--- BEGIN EXCERPTED DATA ---

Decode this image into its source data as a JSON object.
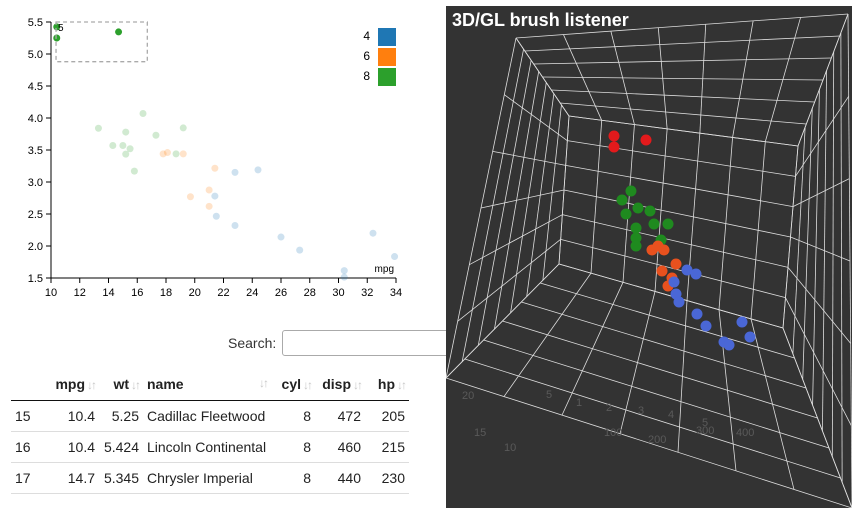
{
  "scatter": {
    "xlabel": "mpg",
    "x_ticks": [
      "10",
      "12",
      "14",
      "16",
      "18",
      "20",
      "22",
      "24",
      "26",
      "28",
      "30",
      "32",
      "34"
    ],
    "y_ticks": [
      "1.5",
      "2.0",
      "2.5",
      "3.0",
      "3.5",
      "4.0",
      "4.5",
      "5.0",
      "5.5"
    ],
    "legend": [
      {
        "label": "4",
        "color": "#1f77b4"
      },
      {
        "label": "6",
        "color": "#ff7f0e"
      },
      {
        "label": "8",
        "color": "#2ca02c"
      }
    ],
    "brush_label": "5"
  },
  "chart_data": {
    "type": "scatter",
    "xlabel": "mpg",
    "ylabel": "",
    "xlim": [
      10,
      34
    ],
    "ylim": [
      1.5,
      5.5
    ],
    "series": [
      {
        "name": "4",
        "color": "#1f77b4",
        "x": [
          22.8,
          24.4,
          22.8,
          32.4,
          30.4,
          33.9,
          21.5,
          27.3,
          26.0,
          30.4,
          21.4
        ],
        "y": [
          2.32,
          3.19,
          3.15,
          2.2,
          1.615,
          1.835,
          2.465,
          1.935,
          2.14,
          1.513,
          2.78
        ]
      },
      {
        "name": "6",
        "color": "#ff7f0e",
        "x": [
          21.0,
          21.0,
          21.4,
          18.1,
          19.2,
          17.8,
          19.7
        ],
        "y": [
          2.62,
          2.875,
          3.215,
          3.46,
          3.44,
          3.44,
          2.77
        ]
      },
      {
        "name": "8",
        "color": "#2ca02c",
        "x": [
          18.7,
          14.3,
          16.4,
          17.3,
          15.2,
          10.4,
          10.4,
          14.7,
          15.5,
          15.2,
          13.3,
          19.2,
          15.8,
          15.0
        ],
        "y": [
          3.44,
          3.57,
          4.07,
          3.73,
          3.78,
          5.25,
          5.424,
          5.345,
          3.52,
          3.435,
          3.84,
          3.845,
          3.17,
          3.57
        ]
      }
    ],
    "selected": [
      [
        10.4,
        5.25
      ],
      [
        10.4,
        5.424
      ],
      [
        14.7,
        5.345
      ]
    ]
  },
  "search": {
    "label": "Search:",
    "value": "",
    "placeholder": ""
  },
  "table": {
    "columns": [
      "",
      "mpg",
      "wt",
      "name",
      "cyl",
      "disp",
      "hp"
    ],
    "rows": [
      [
        "15",
        "10.4",
        "5.25",
        "Cadillac Fleetwood",
        "8",
        "472",
        "205"
      ],
      [
        "16",
        "10.4",
        "5.424",
        "Lincoln Continental",
        "8",
        "460",
        "215"
      ],
      [
        "17",
        "14.7",
        "5.345",
        "Chrysler Imperial",
        "8",
        "440",
        "230"
      ]
    ]
  },
  "gl": {
    "title": "3D/GL brush listener",
    "axis_labels": [
      "20",
      "15",
      "10",
      "5",
      "1",
      "2",
      "3",
      "4",
      "5",
      "100",
      "200",
      "300",
      "400"
    ],
    "point_colors": {
      "selected": "#e31a1c",
      "cyl8": "#1f8a1f",
      "cyl6": "#e8511e",
      "cyl4": "#4a67d6"
    }
  }
}
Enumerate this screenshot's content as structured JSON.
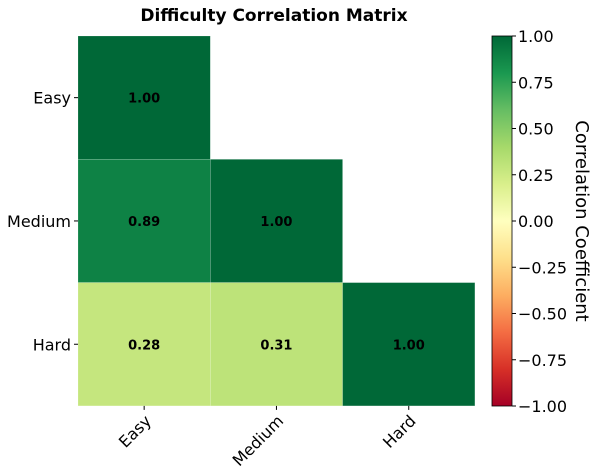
{
  "chart_data": {
    "type": "heatmap",
    "title": "Difficulty Correlation Matrix",
    "rows": [
      "Easy",
      "Medium",
      "Hard"
    ],
    "columns": [
      "Easy",
      "Medium",
      "Hard"
    ],
    "matrix": [
      [
        1.0,
        null,
        null
      ],
      [
        0.89,
        1.0,
        null
      ],
      [
        0.28,
        0.31,
        1.0
      ]
    ],
    "value_format": "2 decimals",
    "masked": "upper triangle",
    "colormap": "RdYlGn",
    "colorbar": {
      "label": "Correlation Coefficient",
      "range": [
        -1.0,
        1.0
      ],
      "ticks": [
        "1.00",
        "0.75",
        "0.50",
        "0.25",
        "0.00",
        "−0.25",
        "−0.50",
        "−0.75",
        "−1.00"
      ],
      "tick_values": [
        1.0,
        0.75,
        0.5,
        0.25,
        0.0,
        -0.25,
        -0.5,
        -0.75,
        -1.0
      ]
    }
  }
}
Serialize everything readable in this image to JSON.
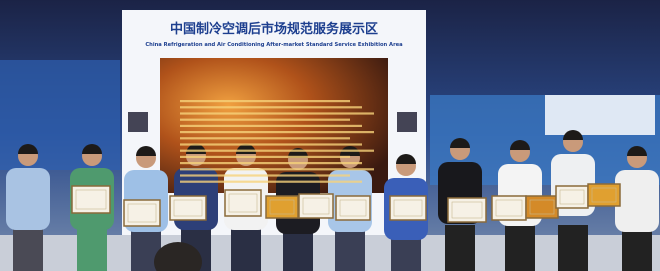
{
  "sign": {
    "title": "中国制冷空调后市场规范服务展示区",
    "subtitle": "China Refrigeration and Air Conditioning After-market Standard Service Exhibition Area"
  }
}
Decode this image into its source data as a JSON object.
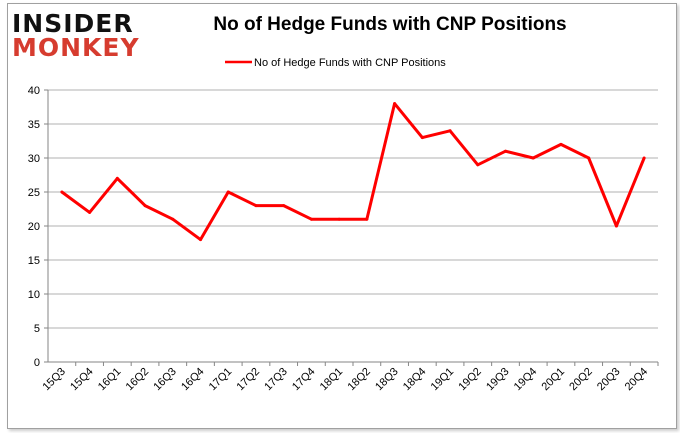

--- END EXCERPTED DATA ---

Without the pictures, repeat exactly the lines running from the line containing "Enumerate this screenshot's" through the end of the data, both ends included.

Enumerate this screenshot's content as structured JSON.
{
  "chart_data": {
    "type": "heatmap",
    "title": "Difficulty Correlation Matrix",
    "rows": [
      "Easy",
      "Medium",
      "Hard"
    ],
    "columns": [
      "Easy",
      "Medium",
      "Hard"
    ],
    "matrix": [
      [
        1.0,
        null,
        null
      ],
      [
        0.89,
        1.0,
        null
      ],
      [
        0.28,
        0.31,
        1.0
      ]
    ],
    "value_format": "2 decimals",
    "masked": "upper triangle",
    "colormap": "RdYlGn",
    "colorbar": {
      "label": "Correlation Coefficient",
      "range": [
        -1.0,
        1.0
      ],
      "ticks": [
        "1.00",
        "0.75",
        "0.50",
        "0.25",
        "0.00",
        "−0.25",
        "−0.50",
        "−0.75",
        "−1.00"
      ],
      "tick_values": [
        1.0,
        0.75,
        0.5,
        0.25,
        0.0,
        -0.25,
        -0.5,
        -0.75,
        -1.0
      ]
    }
  }
}
Serialize everything readable in this image to JSON.
{
  "sign": {
    "title": "中国制冷空调后市场规范服务展示区",
    "subtitle": "China Refrigeration and Air Conditioning After-market Standard Service Exhibition Area"
  }
}
Decode this image into its source data as a JSON object.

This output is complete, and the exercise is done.